To do: Copy out every line of the records where the string "found" occurs.

(Records)

........

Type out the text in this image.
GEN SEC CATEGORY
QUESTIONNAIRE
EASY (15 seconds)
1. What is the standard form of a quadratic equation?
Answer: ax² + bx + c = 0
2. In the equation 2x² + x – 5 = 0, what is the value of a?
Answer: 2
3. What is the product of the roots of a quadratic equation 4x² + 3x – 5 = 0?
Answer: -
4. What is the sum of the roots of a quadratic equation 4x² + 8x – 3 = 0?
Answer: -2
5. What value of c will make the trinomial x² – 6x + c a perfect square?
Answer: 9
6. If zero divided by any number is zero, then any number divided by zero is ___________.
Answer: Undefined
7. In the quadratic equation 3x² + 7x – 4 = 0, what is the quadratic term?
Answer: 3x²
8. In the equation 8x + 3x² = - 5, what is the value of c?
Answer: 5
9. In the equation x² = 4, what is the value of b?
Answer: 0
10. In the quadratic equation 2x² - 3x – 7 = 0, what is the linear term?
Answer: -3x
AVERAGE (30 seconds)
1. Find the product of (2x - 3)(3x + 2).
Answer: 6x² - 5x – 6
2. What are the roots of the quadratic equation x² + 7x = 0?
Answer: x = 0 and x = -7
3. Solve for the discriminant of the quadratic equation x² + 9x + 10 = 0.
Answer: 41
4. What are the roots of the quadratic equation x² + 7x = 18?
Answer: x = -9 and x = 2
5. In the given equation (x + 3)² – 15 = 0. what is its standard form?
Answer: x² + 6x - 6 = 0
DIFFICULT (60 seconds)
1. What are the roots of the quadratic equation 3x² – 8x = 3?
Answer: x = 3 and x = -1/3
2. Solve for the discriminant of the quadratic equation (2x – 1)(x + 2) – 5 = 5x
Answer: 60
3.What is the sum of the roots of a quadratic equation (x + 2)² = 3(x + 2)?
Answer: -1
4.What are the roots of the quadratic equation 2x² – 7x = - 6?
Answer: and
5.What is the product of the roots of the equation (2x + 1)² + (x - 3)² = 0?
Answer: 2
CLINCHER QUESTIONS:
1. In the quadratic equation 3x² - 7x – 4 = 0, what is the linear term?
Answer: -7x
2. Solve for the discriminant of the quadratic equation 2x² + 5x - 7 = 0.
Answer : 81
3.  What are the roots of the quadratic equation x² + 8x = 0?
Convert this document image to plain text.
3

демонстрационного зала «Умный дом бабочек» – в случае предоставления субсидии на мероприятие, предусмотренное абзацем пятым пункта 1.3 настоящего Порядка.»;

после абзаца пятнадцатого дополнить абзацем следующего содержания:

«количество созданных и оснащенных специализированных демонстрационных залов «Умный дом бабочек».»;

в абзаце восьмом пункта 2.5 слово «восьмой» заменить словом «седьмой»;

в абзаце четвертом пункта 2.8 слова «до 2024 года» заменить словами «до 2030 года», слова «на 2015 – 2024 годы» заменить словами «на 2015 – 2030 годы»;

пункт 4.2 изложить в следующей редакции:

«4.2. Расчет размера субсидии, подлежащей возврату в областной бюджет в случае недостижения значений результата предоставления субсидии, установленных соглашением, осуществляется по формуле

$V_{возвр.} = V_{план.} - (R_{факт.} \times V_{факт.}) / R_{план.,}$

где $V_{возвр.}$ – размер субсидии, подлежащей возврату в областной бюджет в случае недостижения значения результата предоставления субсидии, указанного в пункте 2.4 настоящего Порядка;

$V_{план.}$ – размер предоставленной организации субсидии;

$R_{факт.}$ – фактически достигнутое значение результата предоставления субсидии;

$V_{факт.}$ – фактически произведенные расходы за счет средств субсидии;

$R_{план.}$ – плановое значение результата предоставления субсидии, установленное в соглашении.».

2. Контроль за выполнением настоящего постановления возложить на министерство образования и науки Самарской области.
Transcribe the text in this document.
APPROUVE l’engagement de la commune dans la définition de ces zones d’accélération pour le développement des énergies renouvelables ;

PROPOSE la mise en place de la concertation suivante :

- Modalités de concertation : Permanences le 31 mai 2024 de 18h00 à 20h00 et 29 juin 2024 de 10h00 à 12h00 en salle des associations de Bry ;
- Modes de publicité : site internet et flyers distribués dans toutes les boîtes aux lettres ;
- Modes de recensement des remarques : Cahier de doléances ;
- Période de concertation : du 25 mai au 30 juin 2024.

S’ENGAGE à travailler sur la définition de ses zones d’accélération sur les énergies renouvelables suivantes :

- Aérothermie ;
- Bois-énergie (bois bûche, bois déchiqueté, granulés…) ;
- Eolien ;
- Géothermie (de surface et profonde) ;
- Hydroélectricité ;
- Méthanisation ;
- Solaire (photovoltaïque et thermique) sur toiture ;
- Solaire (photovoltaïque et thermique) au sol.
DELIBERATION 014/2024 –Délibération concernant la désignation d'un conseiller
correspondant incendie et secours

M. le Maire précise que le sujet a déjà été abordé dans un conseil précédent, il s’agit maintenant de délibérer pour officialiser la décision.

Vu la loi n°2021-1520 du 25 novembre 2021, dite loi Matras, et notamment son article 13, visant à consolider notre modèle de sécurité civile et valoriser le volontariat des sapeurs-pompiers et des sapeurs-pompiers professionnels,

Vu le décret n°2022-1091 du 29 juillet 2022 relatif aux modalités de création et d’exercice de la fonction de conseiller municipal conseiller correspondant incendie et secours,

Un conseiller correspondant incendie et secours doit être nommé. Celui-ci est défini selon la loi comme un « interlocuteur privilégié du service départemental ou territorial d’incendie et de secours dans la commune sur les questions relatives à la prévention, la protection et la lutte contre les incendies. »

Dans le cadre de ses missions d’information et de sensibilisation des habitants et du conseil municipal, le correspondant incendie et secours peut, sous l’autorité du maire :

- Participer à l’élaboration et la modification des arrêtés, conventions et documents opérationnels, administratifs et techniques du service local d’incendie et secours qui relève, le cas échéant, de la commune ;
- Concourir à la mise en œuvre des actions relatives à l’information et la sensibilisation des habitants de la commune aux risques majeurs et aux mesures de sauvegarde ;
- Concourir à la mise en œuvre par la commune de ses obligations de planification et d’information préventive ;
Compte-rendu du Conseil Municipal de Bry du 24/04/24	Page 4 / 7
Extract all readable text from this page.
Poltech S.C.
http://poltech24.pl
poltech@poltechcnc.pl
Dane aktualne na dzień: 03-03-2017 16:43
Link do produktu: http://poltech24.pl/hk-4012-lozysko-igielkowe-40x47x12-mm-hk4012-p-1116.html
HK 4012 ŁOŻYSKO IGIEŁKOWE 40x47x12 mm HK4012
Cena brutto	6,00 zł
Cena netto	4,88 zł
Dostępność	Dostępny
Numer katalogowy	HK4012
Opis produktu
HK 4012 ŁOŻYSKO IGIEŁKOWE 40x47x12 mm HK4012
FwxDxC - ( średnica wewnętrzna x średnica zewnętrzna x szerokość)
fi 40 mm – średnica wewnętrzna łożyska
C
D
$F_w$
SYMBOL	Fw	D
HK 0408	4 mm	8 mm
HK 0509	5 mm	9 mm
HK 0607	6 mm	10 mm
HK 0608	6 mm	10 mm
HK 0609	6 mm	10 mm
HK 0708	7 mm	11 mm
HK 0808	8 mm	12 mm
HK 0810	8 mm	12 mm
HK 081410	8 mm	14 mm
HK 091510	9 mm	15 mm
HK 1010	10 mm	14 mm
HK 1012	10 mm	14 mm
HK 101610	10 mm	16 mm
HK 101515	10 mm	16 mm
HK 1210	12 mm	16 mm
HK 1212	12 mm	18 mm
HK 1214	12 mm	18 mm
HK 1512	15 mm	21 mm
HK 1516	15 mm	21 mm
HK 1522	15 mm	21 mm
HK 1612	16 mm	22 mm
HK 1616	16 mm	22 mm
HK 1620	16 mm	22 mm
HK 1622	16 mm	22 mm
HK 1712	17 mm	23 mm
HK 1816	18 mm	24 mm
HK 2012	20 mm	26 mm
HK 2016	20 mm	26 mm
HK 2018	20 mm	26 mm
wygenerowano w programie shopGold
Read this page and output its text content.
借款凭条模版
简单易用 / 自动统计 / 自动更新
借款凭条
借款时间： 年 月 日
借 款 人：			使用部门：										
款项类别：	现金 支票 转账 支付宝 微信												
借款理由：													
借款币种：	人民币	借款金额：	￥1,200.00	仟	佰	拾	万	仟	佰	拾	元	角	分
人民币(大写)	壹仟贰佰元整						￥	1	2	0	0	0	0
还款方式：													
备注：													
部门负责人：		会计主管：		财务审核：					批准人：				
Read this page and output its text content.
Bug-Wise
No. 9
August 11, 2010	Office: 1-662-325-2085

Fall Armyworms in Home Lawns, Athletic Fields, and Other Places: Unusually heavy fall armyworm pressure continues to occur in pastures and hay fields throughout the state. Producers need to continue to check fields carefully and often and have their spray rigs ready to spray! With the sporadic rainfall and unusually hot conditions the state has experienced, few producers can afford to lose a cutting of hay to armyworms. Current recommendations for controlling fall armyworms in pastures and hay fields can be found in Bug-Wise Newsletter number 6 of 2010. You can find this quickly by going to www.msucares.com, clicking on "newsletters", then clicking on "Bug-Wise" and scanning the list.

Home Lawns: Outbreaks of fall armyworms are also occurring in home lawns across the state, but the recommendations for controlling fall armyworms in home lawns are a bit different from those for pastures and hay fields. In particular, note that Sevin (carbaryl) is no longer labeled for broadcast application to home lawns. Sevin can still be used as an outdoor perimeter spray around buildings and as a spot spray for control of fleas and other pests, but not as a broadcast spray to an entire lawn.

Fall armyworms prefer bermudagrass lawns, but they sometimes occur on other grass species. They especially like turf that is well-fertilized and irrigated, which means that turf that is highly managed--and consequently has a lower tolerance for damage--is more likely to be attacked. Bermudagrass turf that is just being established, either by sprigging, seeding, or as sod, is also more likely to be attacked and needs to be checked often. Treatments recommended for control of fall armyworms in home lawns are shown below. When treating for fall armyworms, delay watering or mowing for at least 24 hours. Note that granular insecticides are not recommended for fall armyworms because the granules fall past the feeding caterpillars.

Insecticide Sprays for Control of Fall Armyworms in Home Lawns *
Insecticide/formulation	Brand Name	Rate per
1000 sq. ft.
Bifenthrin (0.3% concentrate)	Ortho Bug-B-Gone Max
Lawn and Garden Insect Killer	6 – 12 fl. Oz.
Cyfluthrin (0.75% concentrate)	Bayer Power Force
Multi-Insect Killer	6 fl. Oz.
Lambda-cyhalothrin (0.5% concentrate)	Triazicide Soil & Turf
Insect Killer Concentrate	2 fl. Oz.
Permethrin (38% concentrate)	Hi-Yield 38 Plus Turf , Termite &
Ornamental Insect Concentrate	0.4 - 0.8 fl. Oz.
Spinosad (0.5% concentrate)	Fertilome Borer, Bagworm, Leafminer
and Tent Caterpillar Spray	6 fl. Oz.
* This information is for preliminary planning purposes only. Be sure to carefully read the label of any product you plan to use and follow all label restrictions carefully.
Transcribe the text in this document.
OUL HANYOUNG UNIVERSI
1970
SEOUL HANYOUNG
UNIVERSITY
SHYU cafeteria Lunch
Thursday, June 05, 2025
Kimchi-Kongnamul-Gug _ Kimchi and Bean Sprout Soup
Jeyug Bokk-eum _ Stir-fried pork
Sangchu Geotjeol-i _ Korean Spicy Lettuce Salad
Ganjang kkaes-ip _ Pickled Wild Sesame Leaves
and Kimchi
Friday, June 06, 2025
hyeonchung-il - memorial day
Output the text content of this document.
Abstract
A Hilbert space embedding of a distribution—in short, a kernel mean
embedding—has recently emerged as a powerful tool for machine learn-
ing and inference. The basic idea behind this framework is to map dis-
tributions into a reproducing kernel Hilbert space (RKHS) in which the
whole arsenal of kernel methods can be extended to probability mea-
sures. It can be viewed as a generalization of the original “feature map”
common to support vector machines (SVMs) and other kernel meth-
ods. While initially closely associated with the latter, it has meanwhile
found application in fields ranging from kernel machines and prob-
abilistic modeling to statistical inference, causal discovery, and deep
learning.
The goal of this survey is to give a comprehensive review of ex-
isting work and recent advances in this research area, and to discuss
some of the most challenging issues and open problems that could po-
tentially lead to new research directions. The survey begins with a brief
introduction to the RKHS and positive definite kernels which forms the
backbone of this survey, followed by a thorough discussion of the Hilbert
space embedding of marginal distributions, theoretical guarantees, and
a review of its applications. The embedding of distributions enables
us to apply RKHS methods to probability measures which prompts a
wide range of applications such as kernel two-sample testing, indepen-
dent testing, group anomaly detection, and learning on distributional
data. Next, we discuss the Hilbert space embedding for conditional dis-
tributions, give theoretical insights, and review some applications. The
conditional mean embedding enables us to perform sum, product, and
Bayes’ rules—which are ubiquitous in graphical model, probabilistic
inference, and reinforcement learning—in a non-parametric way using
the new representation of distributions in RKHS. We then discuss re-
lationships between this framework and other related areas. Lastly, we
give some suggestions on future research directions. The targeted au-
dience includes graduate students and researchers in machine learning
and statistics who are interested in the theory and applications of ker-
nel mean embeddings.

........

Solution to the problem:
Fall Armyworms in Home Lawns, Athletic Fields, and Other Places: Unusually heavy fall armyworm pressure continues to occur in pastures and hay fields throughout the state. Producers need to continue to check fields carefully and often and have their spray rigs ready to spray! With the sporadic rainfall and unusually hot conditions the state has experienced, few producers can afford to lose a cutting of hay to armyworms. Current recommendations for controlling fall armyworms in pastures and hay fields can be found in Bug-Wise Newsletter number 6 of 2010. You can find this quickly by going to www.msucares.com, clicking on "newsletters", then clicking on "Bug-Wise" and scanning the list.
found application in fields ranging from kernel machines and prob-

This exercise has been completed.